>> Start Entries provided

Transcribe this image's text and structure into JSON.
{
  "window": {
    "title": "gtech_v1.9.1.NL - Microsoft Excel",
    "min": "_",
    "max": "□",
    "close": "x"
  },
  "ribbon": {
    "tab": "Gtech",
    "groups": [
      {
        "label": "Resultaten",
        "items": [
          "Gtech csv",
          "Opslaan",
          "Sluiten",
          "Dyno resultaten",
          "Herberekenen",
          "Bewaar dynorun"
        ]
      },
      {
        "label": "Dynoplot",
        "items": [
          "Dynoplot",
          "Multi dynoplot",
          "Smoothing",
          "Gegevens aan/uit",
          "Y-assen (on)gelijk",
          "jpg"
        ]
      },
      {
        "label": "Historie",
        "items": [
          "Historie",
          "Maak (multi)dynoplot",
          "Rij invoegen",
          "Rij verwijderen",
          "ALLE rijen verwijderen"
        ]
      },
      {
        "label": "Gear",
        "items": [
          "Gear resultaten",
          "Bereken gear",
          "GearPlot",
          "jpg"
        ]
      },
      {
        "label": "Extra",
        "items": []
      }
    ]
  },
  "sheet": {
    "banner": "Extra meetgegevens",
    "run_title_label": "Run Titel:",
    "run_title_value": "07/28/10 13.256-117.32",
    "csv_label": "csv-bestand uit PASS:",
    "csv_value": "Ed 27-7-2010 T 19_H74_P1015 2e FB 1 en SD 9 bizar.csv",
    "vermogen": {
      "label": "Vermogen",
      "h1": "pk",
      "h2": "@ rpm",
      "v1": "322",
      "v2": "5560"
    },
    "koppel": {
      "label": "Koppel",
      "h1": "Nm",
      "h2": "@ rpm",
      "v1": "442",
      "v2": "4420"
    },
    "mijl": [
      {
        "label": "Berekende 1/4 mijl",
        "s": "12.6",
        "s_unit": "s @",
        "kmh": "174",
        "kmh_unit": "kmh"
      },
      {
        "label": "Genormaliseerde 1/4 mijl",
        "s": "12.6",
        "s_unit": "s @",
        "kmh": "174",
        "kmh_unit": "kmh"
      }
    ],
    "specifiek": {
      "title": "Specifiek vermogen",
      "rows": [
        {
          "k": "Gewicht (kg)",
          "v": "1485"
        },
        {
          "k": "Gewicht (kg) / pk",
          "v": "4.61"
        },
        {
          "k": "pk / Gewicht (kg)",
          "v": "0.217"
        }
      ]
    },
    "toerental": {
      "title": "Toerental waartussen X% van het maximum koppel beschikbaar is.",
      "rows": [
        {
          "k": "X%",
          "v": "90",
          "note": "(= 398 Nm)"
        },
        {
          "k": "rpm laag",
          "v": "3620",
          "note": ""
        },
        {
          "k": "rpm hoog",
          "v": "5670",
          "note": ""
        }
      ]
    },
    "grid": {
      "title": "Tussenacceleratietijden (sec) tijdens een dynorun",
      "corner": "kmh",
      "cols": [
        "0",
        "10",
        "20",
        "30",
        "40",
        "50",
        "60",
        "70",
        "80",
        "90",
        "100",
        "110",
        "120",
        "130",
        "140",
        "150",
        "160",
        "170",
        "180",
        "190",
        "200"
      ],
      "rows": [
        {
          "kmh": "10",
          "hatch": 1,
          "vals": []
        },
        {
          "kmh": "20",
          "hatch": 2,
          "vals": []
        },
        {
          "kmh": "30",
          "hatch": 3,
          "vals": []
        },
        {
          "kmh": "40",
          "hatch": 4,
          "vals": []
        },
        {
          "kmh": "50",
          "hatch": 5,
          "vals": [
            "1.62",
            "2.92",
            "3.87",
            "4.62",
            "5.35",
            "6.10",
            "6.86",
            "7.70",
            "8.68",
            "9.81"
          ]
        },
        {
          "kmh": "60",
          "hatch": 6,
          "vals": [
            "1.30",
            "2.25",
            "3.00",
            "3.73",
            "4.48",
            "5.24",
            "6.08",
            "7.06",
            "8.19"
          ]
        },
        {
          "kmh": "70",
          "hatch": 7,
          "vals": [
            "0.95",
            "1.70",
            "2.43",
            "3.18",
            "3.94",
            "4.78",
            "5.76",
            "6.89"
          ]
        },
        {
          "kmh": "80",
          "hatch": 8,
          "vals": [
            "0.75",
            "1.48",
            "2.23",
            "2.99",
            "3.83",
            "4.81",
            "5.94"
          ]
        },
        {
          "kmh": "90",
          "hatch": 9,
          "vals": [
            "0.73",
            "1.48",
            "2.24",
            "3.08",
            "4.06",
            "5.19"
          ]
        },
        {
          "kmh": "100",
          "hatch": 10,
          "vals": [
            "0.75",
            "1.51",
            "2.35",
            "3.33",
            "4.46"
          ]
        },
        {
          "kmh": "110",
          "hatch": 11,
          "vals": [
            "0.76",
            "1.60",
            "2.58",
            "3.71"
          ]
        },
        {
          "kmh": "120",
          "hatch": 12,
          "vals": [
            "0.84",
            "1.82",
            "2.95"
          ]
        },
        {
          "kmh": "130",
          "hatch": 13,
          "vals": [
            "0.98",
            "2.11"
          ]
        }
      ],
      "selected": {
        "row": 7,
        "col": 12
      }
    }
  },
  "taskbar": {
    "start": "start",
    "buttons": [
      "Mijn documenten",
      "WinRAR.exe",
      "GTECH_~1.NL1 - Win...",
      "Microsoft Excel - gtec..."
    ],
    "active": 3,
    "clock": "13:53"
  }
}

>> End Entries provided

* [What the task asks]: List the lines of the records where "verwijderen" occurs.

* [Response to the task]:
          "Rij verwijderen",
          "ALLE rijen verwijderen"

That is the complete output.